Source data:

>>>

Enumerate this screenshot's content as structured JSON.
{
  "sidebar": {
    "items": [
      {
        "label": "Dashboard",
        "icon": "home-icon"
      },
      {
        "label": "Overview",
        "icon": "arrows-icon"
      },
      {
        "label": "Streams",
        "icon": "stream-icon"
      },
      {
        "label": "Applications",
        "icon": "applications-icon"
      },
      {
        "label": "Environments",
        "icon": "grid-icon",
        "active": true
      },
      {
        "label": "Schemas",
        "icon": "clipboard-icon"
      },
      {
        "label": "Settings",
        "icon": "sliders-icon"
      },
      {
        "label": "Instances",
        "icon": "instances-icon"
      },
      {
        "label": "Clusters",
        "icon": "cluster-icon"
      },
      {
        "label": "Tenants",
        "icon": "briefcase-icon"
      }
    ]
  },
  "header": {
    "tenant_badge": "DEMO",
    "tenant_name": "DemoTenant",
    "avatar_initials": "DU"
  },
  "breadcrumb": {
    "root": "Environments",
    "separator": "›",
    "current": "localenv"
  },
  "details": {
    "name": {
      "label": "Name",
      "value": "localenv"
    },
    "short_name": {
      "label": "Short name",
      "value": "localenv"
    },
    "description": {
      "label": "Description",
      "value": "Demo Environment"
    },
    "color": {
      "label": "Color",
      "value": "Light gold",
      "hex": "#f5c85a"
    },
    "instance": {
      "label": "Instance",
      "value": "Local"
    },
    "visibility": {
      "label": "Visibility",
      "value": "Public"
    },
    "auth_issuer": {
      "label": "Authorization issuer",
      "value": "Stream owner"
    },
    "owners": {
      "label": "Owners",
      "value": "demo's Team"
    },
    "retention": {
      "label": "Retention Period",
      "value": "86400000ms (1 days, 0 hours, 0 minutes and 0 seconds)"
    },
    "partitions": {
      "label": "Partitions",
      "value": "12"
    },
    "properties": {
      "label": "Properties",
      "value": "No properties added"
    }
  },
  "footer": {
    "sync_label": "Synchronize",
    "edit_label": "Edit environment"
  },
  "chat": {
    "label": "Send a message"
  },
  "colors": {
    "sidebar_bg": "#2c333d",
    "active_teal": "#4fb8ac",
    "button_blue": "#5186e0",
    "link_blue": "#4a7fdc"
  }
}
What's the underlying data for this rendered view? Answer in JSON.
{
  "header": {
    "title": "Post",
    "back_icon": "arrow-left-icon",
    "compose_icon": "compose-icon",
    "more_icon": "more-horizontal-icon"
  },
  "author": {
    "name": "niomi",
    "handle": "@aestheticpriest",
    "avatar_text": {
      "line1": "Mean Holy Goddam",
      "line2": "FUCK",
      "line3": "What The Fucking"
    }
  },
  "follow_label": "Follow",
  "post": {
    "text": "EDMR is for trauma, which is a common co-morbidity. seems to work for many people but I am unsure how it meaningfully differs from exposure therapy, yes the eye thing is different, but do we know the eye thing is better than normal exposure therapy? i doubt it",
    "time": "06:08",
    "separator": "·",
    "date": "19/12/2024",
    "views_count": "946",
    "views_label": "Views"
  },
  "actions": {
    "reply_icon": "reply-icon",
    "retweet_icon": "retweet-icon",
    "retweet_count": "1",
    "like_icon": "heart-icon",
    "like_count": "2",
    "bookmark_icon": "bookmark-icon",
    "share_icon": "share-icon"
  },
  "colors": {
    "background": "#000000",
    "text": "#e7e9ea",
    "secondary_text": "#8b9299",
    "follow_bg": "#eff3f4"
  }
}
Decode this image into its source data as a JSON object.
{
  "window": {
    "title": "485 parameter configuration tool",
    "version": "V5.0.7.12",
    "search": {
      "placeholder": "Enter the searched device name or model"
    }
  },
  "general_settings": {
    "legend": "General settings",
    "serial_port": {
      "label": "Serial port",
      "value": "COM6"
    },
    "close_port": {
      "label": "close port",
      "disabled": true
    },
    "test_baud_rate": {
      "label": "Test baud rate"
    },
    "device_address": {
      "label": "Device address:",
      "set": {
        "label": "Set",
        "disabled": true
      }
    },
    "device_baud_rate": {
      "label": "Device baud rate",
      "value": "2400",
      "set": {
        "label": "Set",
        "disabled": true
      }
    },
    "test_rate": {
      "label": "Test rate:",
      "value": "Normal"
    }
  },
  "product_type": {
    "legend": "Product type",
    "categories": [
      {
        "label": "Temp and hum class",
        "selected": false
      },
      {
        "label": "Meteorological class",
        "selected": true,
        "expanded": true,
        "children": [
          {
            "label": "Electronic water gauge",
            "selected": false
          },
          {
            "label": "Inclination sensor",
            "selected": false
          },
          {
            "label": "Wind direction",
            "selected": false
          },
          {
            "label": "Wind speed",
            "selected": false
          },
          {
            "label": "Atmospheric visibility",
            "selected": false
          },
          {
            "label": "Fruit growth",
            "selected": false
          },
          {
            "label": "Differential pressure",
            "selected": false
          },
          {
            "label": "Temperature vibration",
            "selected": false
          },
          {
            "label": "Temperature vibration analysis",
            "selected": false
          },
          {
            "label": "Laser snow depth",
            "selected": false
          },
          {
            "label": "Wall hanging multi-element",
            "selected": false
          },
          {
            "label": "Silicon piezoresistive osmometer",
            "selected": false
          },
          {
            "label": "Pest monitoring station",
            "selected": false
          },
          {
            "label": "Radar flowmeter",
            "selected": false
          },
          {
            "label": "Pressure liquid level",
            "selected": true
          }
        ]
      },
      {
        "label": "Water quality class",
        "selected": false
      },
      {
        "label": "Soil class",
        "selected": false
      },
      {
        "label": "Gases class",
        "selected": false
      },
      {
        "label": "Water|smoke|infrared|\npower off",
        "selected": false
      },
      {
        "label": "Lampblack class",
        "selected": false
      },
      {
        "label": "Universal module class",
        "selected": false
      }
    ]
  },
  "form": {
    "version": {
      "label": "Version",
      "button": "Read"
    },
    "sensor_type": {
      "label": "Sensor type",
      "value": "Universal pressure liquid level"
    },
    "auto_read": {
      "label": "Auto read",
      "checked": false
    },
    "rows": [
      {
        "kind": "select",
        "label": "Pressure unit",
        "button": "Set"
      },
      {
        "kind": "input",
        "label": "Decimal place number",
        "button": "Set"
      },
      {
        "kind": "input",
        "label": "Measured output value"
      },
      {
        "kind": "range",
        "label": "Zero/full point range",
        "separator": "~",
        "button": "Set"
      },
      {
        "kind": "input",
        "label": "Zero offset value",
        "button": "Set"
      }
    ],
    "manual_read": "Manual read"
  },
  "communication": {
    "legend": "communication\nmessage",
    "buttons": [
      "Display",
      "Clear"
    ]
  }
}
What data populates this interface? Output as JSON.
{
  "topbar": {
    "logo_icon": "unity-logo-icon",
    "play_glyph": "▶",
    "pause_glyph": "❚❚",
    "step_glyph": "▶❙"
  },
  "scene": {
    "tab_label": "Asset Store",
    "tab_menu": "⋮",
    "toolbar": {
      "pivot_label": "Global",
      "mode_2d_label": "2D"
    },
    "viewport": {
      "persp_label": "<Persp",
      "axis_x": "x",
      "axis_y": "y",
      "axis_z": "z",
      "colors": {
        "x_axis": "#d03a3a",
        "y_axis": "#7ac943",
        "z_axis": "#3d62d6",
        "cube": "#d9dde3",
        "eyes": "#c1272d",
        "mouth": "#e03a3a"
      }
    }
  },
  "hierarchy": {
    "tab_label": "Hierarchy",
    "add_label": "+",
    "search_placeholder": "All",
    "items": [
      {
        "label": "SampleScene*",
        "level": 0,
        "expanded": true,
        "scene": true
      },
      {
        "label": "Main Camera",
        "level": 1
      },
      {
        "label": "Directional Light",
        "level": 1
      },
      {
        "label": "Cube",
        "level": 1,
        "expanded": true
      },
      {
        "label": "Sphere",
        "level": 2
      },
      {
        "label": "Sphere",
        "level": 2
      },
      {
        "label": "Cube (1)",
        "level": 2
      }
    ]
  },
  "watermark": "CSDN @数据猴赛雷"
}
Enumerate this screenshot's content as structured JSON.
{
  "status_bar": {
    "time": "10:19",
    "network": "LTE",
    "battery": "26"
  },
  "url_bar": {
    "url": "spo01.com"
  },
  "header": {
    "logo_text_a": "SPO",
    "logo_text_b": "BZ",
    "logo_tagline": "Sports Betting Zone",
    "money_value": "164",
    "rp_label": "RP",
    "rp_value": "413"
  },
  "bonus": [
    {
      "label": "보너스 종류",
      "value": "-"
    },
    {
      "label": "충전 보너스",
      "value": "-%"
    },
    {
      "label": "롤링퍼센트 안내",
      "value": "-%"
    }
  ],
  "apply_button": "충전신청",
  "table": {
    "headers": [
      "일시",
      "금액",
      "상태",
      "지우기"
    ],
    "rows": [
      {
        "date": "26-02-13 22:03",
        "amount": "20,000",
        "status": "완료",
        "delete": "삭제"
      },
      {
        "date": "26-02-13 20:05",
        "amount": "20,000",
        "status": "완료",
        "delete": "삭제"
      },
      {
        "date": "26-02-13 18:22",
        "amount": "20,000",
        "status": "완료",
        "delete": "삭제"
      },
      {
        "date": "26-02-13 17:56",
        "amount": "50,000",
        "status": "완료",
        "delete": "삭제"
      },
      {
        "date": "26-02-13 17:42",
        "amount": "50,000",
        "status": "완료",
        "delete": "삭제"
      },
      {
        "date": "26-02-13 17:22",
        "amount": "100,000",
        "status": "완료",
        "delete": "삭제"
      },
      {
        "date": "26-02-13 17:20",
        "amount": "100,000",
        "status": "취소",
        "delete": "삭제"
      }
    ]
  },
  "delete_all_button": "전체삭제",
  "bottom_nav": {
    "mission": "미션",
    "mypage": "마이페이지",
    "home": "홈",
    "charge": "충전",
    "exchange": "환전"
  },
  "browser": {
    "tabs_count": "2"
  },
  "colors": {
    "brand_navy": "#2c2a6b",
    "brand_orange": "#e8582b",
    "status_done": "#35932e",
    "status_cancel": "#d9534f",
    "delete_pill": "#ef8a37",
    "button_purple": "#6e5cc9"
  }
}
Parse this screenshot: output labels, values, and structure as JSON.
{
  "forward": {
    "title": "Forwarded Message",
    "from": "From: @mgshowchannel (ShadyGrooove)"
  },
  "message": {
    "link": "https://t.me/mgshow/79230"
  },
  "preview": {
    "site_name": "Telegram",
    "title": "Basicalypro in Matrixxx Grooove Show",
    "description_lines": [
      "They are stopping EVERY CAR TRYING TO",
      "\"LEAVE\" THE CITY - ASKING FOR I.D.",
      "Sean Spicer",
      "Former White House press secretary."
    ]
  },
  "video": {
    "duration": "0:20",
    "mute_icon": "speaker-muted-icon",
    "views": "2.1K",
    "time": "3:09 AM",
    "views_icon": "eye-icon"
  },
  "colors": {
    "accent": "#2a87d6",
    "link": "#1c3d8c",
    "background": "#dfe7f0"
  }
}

<<<

> Problem to work on
Write out every line of the entries that holds the word "liquid".

> Solution to this task
            "label": "Pressure liquid level",
      "value": "Universal pressure liquid level"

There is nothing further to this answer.